Data entries:
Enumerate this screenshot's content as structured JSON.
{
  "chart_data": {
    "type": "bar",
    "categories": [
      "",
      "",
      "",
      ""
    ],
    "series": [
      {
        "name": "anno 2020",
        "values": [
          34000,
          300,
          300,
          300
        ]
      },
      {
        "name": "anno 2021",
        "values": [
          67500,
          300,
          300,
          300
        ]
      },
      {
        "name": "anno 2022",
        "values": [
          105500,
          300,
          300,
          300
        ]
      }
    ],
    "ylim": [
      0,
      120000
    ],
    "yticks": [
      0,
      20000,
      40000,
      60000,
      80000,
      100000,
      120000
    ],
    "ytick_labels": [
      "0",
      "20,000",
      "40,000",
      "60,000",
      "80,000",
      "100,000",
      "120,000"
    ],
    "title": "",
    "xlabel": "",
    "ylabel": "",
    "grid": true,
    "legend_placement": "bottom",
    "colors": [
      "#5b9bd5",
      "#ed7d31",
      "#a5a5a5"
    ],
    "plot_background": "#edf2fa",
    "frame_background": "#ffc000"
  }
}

* * *

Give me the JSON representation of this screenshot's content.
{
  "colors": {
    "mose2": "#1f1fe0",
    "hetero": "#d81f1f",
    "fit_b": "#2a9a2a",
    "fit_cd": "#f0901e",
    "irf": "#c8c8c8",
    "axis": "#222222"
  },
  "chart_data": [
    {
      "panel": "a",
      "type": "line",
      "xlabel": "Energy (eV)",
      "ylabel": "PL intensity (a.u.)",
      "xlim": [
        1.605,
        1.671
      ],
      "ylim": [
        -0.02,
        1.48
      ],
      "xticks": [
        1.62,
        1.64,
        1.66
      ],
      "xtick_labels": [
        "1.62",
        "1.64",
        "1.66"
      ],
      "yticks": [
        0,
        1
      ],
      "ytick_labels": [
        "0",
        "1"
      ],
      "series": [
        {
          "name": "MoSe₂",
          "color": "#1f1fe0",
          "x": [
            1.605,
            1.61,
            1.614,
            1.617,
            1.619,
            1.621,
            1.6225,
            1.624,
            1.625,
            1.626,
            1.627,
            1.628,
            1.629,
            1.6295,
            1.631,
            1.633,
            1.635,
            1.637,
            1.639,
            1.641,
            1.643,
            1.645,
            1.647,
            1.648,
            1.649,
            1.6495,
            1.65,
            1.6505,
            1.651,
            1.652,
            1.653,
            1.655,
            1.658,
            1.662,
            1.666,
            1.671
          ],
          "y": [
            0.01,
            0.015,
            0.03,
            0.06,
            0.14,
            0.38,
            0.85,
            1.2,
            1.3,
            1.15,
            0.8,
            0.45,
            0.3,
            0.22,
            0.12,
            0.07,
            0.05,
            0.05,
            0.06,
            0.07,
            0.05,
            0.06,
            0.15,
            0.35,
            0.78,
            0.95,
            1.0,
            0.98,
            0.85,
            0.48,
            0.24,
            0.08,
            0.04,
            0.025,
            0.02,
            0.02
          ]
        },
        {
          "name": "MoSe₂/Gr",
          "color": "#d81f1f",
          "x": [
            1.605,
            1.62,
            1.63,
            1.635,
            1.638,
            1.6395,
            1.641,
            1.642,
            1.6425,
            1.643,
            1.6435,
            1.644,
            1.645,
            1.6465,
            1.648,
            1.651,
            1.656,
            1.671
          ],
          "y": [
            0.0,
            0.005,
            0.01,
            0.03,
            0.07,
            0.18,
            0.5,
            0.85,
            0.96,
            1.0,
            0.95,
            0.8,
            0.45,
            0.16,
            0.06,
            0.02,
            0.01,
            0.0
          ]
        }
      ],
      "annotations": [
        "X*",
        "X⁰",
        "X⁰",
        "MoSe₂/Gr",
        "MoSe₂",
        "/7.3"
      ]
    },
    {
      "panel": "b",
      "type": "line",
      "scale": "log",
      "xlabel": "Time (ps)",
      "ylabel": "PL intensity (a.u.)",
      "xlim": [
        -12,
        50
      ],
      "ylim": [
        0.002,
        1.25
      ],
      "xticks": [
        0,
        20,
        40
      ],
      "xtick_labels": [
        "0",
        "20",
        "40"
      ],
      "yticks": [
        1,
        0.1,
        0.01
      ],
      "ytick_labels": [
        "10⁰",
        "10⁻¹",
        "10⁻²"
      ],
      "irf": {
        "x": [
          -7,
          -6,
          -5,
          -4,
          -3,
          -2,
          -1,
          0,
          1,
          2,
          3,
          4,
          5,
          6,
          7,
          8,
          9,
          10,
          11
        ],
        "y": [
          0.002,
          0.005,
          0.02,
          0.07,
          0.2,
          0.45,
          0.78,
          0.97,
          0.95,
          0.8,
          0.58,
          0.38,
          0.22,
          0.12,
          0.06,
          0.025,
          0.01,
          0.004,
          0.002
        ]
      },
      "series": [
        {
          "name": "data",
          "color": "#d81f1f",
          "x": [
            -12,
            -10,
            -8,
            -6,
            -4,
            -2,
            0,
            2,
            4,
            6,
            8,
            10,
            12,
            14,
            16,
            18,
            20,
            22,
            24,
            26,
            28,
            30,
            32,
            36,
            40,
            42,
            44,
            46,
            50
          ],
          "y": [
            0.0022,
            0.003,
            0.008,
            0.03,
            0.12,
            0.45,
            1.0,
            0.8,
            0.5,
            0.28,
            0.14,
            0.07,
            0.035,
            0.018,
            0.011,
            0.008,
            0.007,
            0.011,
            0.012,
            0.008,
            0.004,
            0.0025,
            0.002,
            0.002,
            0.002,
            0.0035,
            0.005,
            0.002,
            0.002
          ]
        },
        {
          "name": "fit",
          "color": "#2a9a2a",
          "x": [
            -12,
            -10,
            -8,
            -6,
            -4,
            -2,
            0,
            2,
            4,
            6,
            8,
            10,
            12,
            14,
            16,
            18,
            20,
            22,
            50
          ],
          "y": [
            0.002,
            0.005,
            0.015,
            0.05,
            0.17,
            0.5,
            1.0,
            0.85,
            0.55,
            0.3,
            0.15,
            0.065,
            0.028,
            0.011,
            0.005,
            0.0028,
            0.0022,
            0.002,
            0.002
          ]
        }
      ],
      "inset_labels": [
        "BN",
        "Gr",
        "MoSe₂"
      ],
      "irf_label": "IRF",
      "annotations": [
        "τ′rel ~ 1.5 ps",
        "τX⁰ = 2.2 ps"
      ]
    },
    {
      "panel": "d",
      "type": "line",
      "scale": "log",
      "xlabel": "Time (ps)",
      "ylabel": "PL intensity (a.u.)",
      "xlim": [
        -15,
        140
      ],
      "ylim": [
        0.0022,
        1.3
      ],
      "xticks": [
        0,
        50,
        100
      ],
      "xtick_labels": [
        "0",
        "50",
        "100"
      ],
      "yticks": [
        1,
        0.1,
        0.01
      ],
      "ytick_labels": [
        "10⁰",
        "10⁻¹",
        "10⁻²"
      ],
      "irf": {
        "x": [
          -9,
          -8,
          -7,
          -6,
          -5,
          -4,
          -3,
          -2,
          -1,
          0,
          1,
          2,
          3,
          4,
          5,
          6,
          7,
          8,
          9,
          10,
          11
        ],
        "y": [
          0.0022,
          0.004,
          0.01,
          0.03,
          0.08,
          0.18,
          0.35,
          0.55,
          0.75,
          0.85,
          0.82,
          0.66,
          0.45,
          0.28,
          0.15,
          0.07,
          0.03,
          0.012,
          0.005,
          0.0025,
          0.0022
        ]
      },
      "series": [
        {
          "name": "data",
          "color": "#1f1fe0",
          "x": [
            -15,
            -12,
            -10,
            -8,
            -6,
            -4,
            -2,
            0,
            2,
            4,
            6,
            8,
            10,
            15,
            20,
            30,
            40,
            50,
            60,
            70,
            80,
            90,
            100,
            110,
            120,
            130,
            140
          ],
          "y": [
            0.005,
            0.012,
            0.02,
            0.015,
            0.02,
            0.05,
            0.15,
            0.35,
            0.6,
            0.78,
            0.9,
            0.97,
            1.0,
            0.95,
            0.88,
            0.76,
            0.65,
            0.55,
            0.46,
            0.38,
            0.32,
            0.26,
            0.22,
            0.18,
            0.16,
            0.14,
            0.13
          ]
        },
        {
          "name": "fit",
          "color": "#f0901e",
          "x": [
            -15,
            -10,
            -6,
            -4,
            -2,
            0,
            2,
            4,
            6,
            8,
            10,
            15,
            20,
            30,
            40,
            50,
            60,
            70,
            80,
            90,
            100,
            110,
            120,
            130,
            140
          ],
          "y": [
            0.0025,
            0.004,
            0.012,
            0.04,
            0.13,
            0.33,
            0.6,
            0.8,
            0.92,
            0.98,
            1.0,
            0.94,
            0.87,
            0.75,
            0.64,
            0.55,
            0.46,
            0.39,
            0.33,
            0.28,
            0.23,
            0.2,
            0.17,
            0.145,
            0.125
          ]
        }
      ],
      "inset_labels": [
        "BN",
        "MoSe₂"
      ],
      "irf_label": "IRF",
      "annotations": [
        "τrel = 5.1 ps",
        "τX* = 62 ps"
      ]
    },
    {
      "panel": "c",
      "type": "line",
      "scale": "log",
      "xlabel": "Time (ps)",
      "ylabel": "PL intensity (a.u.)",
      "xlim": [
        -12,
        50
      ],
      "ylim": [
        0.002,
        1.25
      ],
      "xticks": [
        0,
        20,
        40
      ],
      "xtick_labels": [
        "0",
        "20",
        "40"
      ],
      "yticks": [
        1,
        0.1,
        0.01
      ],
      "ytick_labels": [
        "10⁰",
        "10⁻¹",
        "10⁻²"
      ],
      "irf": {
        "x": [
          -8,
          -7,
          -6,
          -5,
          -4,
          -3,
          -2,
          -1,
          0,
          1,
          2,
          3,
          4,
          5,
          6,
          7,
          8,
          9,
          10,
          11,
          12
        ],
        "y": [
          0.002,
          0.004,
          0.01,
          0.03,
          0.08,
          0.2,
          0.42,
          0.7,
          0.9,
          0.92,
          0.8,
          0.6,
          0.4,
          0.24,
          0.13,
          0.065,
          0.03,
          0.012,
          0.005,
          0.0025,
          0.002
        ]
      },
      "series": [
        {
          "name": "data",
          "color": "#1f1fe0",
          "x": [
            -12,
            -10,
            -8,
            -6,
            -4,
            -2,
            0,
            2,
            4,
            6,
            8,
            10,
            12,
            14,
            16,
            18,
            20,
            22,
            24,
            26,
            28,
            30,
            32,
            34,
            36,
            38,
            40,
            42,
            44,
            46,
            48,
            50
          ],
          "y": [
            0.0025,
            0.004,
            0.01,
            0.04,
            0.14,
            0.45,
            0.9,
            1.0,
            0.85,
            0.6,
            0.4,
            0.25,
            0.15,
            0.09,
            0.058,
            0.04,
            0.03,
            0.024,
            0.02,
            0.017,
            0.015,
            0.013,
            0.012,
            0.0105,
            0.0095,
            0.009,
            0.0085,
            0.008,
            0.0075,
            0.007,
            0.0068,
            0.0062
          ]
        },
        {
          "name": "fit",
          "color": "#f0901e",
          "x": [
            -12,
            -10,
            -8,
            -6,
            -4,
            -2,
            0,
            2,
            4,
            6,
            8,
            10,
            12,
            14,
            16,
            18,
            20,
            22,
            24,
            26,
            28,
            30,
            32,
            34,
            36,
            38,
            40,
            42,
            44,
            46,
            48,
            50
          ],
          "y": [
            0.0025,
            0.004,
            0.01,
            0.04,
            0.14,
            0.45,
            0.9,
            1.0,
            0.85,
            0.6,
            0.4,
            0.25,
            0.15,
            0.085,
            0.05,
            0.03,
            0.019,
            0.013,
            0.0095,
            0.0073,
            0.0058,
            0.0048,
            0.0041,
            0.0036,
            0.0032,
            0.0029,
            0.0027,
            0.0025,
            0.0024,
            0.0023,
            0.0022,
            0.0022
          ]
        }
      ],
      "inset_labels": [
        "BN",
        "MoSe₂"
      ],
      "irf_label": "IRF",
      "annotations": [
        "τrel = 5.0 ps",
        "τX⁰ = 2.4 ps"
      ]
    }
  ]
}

• _WRITTEN REQUEST_
Pick each line holding the word "content" out of the listing.

• _RIGHT ANSWER_
Enumerate this screenshot's content as structured JSON.
Give me the JSON representation of this screenshot's content.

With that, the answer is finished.